** BEGIN Raw records **
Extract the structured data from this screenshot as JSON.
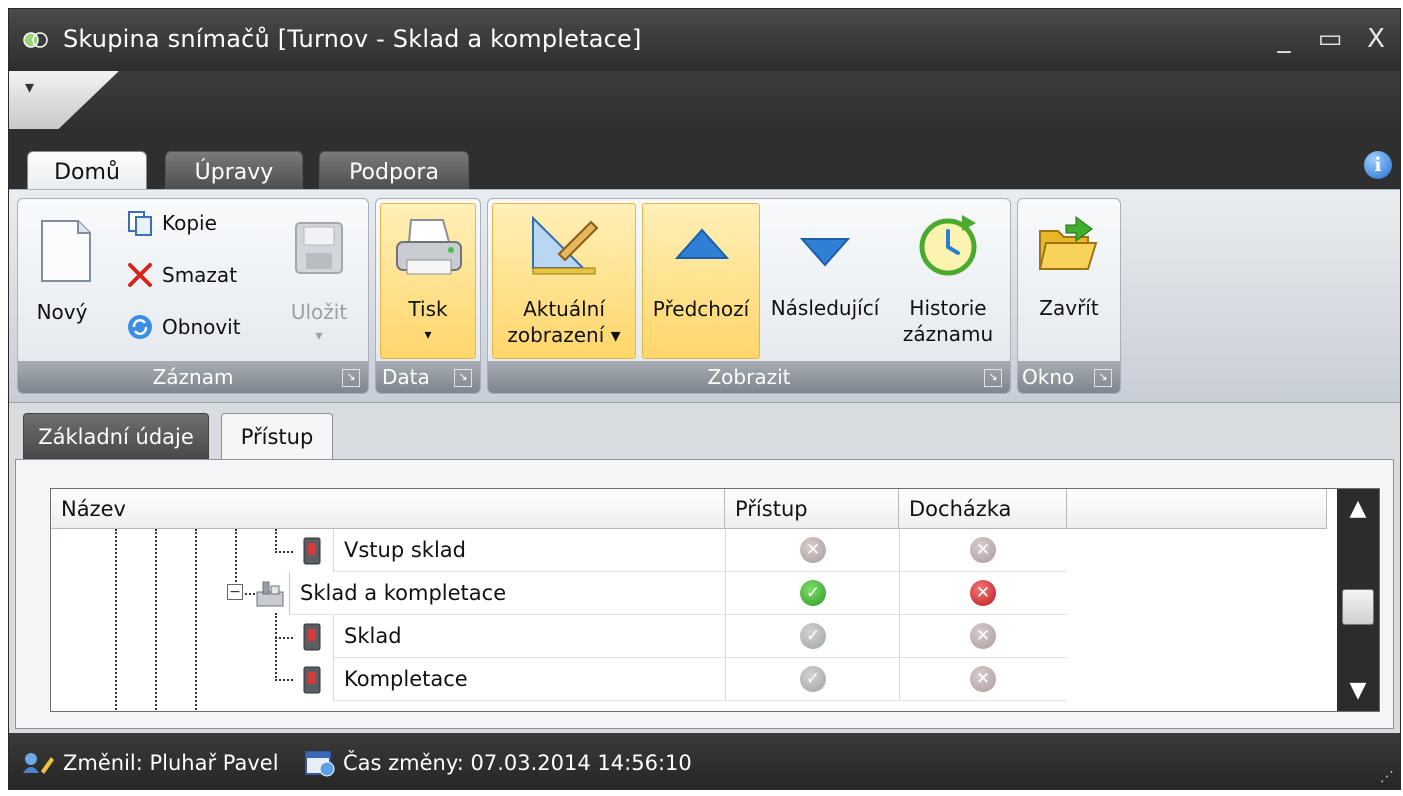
{
  "window": {
    "title": "Skupina snímačů [Turnov - Sklad a kompletace]",
    "minimize": "_",
    "maximize": "▭",
    "close": "X"
  },
  "qat": {
    "arrow": "▾"
  },
  "ribbon_tabs": [
    {
      "label": "Domů",
      "active": true
    },
    {
      "label": "Úpravy",
      "active": false
    },
    {
      "label": "Podpora",
      "active": false
    }
  ],
  "ribbon": {
    "groups": {
      "zaznam": {
        "label": "Záznam",
        "new_label": "Nový",
        "copy_label": "Kopie",
        "delete_label": "Smazat",
        "refresh_label": "Obnovit",
        "save_label": "Uložit",
        "save_arrow": "▾"
      },
      "data": {
        "label": "Data",
        "print_label": "Tisk",
        "print_arrow": "▾"
      },
      "zobrazit": {
        "label": "Zobrazit",
        "current_view_line1": "Aktuální",
        "current_view_line2": "zobrazení ▾",
        "previous_label": "Předchozí",
        "next_label": "Následující",
        "history_line1": "Historie",
        "history_line2": "záznamu"
      },
      "okno": {
        "label": "Okno",
        "close_label": "Zavřít"
      }
    },
    "launcher_glyph": "↘"
  },
  "page_tabs": [
    {
      "label": "Základní údaje",
      "active": false
    },
    {
      "label": "Přístup",
      "active": true
    }
  ],
  "grid": {
    "columns": [
      "Název",
      "Přístup",
      "Docházka"
    ],
    "rows": [
      {
        "name": "Vstup sklad",
        "pristup": "disabled-deny",
        "dochazka": "disabled-deny"
      },
      {
        "name": "Sklad a kompletace",
        "pristup": "allow",
        "dochazka": "deny"
      },
      {
        "name": "Sklad",
        "pristup": "disabled-allow",
        "dochazka": "disabled-deny"
      },
      {
        "name": "Kompletace",
        "pristup": "disabled-allow",
        "dochazka": "disabled-deny"
      }
    ],
    "tree_toggle": "⊖"
  },
  "statusbar": {
    "changed_by": "Změnil: Pluhař Pavel",
    "changed_time": "Čas změny: 07.03.2014 14:56:10"
  },
  "colors": {
    "allow": "#2f9b24",
    "deny": "#c2151b",
    "highlight": "#ffd66a"
  }
}
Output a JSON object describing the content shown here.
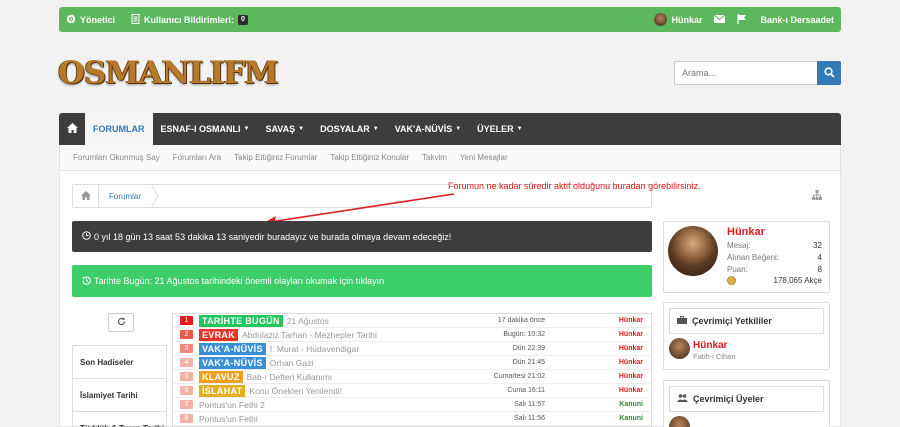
{
  "topbar": {
    "admin_label": "Yönetici",
    "notifications_label": "Kullanıcı Bildirimleri:",
    "notifications_count": "0",
    "username": "Hünkar",
    "bank_label": "Bank-ı Dersaadet"
  },
  "logo": {
    "text": "OSMANLIFM"
  },
  "search": {
    "placeholder": "Arama..."
  },
  "nav": {
    "items": [
      "FORUMLAR",
      "ESNAF-I OSMANLI",
      "SAVAŞ",
      "DOSYALAR",
      "VAK'A-NÜVİS",
      "ÜYELER"
    ]
  },
  "subnav": {
    "items": [
      "Forumları Okunmuş Say",
      "Forumları Ara",
      "Takip Ettiğiniz Forumlar",
      "Takip Ettiğiniz Konular",
      "Takvim",
      "Yeni Mesajlar"
    ]
  },
  "breadcrumb": {
    "label": "Forumlar"
  },
  "annotation": "Forumun ne kadar süredir aktif olduğunu buradan görebilirsiniz.",
  "timebar": "0 yıl 18 gün 13 saat 53 dakika 13 saniyedir buradayız ve burada olmaya devam edeceğiz!",
  "greenbar": "Tarihte Bugün: 21 Ağustos tarihindeki önemli olayları okumak için tıklayın",
  "tabs": [
    "Son Hadiseler",
    "İslamiyet Tarihi",
    "Türklük & Turan Tarihi"
  ],
  "recent": [
    {
      "n": "1",
      "tag": "TARİHTE BUGÜN",
      "tag_color": "#22c55e",
      "num_color": "#e01b1b",
      "title": "21 Ağustos",
      "time": "17 dakika önce",
      "user": "Hünkar",
      "user_color": "#e01b1b"
    },
    {
      "n": "2",
      "tag": "EVRAK",
      "tag_color": "#e5352b",
      "num_color": "#e55b4a",
      "title": "Abdulaziz Tarhan - Mezhepler Tarihi",
      "time": "Bugün: 10:32",
      "user": "Hünkar",
      "user_color": "#e01b1b"
    },
    {
      "n": "3",
      "tag": "VAK'A-NÜVİS",
      "tag_color": "#3a8fd6",
      "num_color": "#ef8a7a",
      "title": "I. Murat - Hüdavendigar",
      "time": "Dün 22:39",
      "user": "Hünkar",
      "user_color": "#e01b1b"
    },
    {
      "n": "4",
      "tag": "VAK'A-NÜVİS",
      "tag_color": "#3a8fd6",
      "num_color": "#f2b2a8",
      "title": "Orhan Gazi",
      "time": "Dün 21:45",
      "user": "Hünkar",
      "user_color": "#e01b1b"
    },
    {
      "n": "5",
      "tag": "KLAVUZ",
      "tag_color": "#f0a020",
      "num_color": "#f2b2a8",
      "title": "Bab-ı Defteri Kullanımı",
      "time": "Cumartesi 21:02",
      "user": "Hünkar",
      "user_color": "#e01b1b"
    },
    {
      "n": "6",
      "tag": "İSLAHAT",
      "tag_color": "#e0b020",
      "num_color": "#f2b2a8",
      "title": "Konu Önekleri Yenilendi!",
      "time": "Cuma 16:11",
      "user": "Hünkar",
      "user_color": "#e01b1b"
    },
    {
      "n": "7",
      "tag": "",
      "tag_color": "",
      "num_color": "#f2b2a8",
      "title": "Pontus'un Fethi 2",
      "time": "Salı 11:57",
      "user": "Kanuni",
      "user_color": "#2e8b3a"
    },
    {
      "n": "8",
      "tag": "",
      "tag_color": "",
      "num_color": "#f2b2a8",
      "title": "Pontus'un Fethi",
      "time": "Salı 11:56",
      "user": "Kanuni",
      "user_color": "#2e8b3a"
    }
  ],
  "profile": {
    "name": "Hünkar",
    "stats": [
      {
        "label": "Mesaj:",
        "value": "32"
      },
      {
        "label": "Alınan Beğeni:",
        "value": "4"
      },
      {
        "label": "Puan:",
        "value": "8"
      }
    ],
    "akce": "178,065 Akçe"
  },
  "online_staff": {
    "title": "Çevrimiçi Yetkililer",
    "user": "Hünkar",
    "user_title": "Fatih-i Cihan"
  },
  "online_members": {
    "title": "Çevrimiçi Üyeler"
  }
}
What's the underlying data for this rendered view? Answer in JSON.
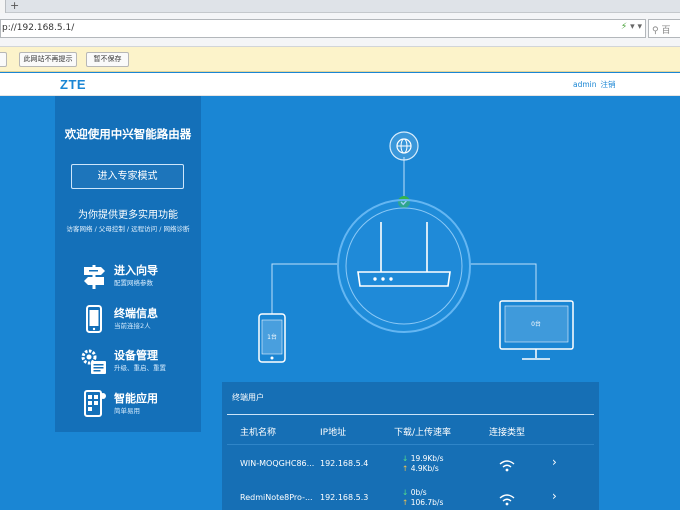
{
  "browser": {
    "new_tab_symbol": "+",
    "url": "p://192.168.5.1/",
    "search_placeholder": "百",
    "notify_buttons": [
      "此网站不再提示",
      "暂不保存"
    ]
  },
  "header": {
    "logo": "ZTE",
    "user": "admin",
    "logout": "注销"
  },
  "sidebar": {
    "welcome": "欢迎使用中兴智能路由器",
    "expert_mode_label": "进入专家模式",
    "subtitle": "为你提供更多实用功能",
    "features": "访客网络 / 父母控制 / 远程访问 / 网络诊断",
    "menu": [
      {
        "title": "进入向导",
        "sub": "配置网络参数",
        "icon": "signpost-icon"
      },
      {
        "title": "终端信息",
        "sub": "当前连接2人",
        "icon": "phone-icon"
      },
      {
        "title": "设备管理",
        "sub": "升级、重启、重置",
        "icon": "gears-icon"
      },
      {
        "title": "智能应用",
        "sub": "简单易用",
        "icon": "tablet-apps-icon"
      }
    ]
  },
  "diagram": {
    "phone_count": "1台",
    "pc_count": "0台",
    "internet_status": "connected"
  },
  "devices": {
    "title": "终端用户",
    "columns": [
      "主机名称",
      "IP地址",
      "下载/上传速率",
      "连接类型"
    ],
    "rows": [
      {
        "name": "WIN-MOQGHC86...",
        "ip": "192.168.5.4",
        "down": "19.9Kb/s",
        "up": "4.9Kb/s",
        "type": "wifi"
      },
      {
        "name": "RedmiNote8Pro-...",
        "ip": "192.168.5.3",
        "down": "0b/s",
        "up": "106.7b/s",
        "type": "wifi"
      }
    ]
  },
  "colors": {
    "background": "#1a86d4",
    "panel": "#1470b9",
    "table": "#166fb5",
    "brand": "#1a86d4",
    "check": "#35b44a",
    "notify": "#fcf3ca"
  }
}
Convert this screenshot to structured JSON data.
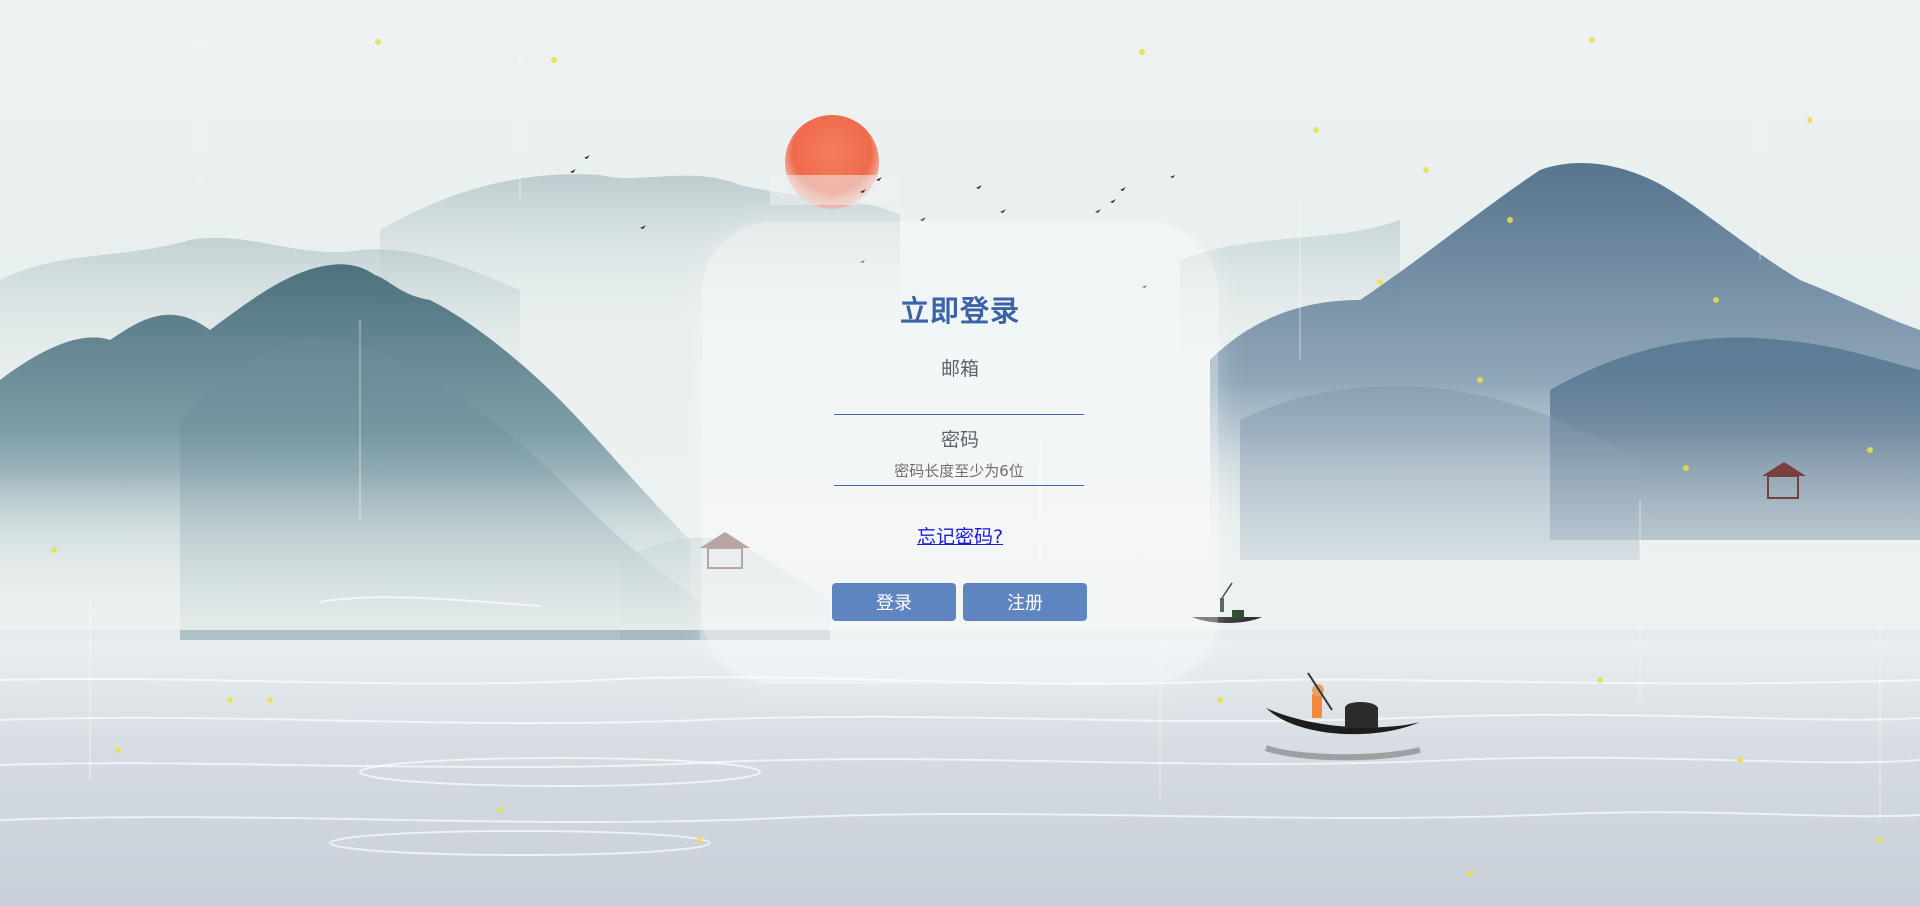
{
  "login_form": {
    "title": "立即登录",
    "email_label": "邮箱",
    "email_value": "",
    "email_placeholder": "",
    "password_label": "密码",
    "password_value": "",
    "password_placeholder": "密码长度至少为6位",
    "forgot_link": "忘记密码?",
    "login_button": "登录",
    "register_button": "注册"
  },
  "colors": {
    "title": "#3c63a7",
    "button": "#5e85c0",
    "link": "#1a1ad9",
    "input_underline": "#4767a6",
    "sun": "#f26b4e"
  }
}
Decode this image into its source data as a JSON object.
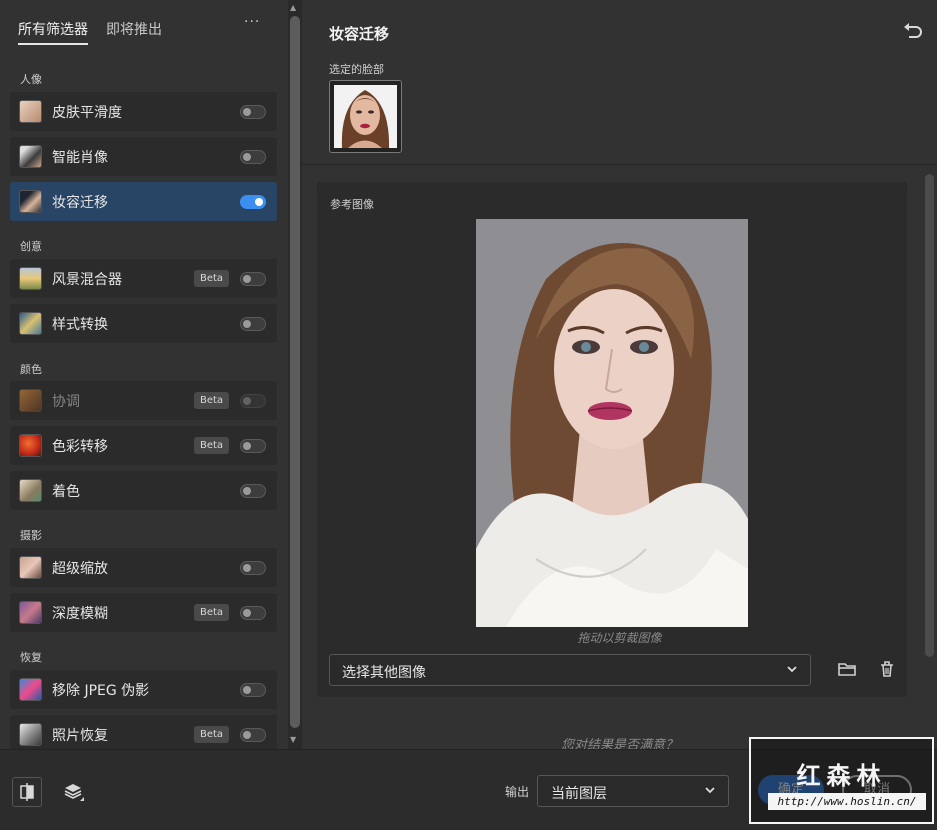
{
  "left_panel": {
    "tabs": [
      {
        "label": "所有筛选器",
        "active": true
      },
      {
        "label": "即将推出",
        "active": false
      }
    ],
    "more_label": "···",
    "sections": [
      {
        "title": "人像",
        "items": [
          {
            "label": "皮肤平滑度",
            "enabled": false,
            "beta": false
          },
          {
            "label": "智能肖像",
            "enabled": false,
            "beta": false
          },
          {
            "label": "妆容迁移",
            "enabled": true,
            "beta": false,
            "selected": true
          }
        ]
      },
      {
        "title": "创意",
        "items": [
          {
            "label": "风景混合器",
            "enabled": false,
            "beta": true
          },
          {
            "label": "样式转换",
            "enabled": false,
            "beta": false
          }
        ]
      },
      {
        "title": "颜色",
        "items": [
          {
            "label": "协调",
            "enabled": false,
            "beta": true,
            "disabled": true
          },
          {
            "label": "色彩转移",
            "enabled": false,
            "beta": true
          },
          {
            "label": "着色",
            "enabled": false,
            "beta": false
          }
        ]
      },
      {
        "title": "摄影",
        "items": [
          {
            "label": "超级缩放",
            "enabled": false,
            "beta": false
          },
          {
            "label": "深度模糊",
            "enabled": false,
            "beta": true
          }
        ]
      },
      {
        "title": "恢复",
        "items": [
          {
            "label": "移除 JPEG 伪影",
            "enabled": false,
            "beta": false
          },
          {
            "label": "照片恢复",
            "enabled": false,
            "beta": true
          }
        ]
      }
    ],
    "beta_label": "Beta"
  },
  "right_panel": {
    "title": "妆容迁移",
    "selected_face_label": "选定的脸部",
    "reference_label": "参考图像",
    "drag_hint": "拖动以剪裁图像",
    "select_image": "选择其他图像",
    "feedback": "您对结果是否满意？"
  },
  "bottom_bar": {
    "output_label": "输出",
    "output_value": "当前图层",
    "ok_label": "确定",
    "cancel_label": "取消"
  },
  "watermark": {
    "title": "红森林",
    "url": "http://www.hoslin.cn/"
  },
  "colors": {
    "accent": "#3b8ff0",
    "selected_item": "#284566",
    "panel_bg": "#323232"
  }
}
** END Raw records **
The request:
Select the lines in this material that hold the word "object", leaving none out.

Full answer:
Output a JSON object describing the content shown here.
Decode this image into its source data as a JSON object.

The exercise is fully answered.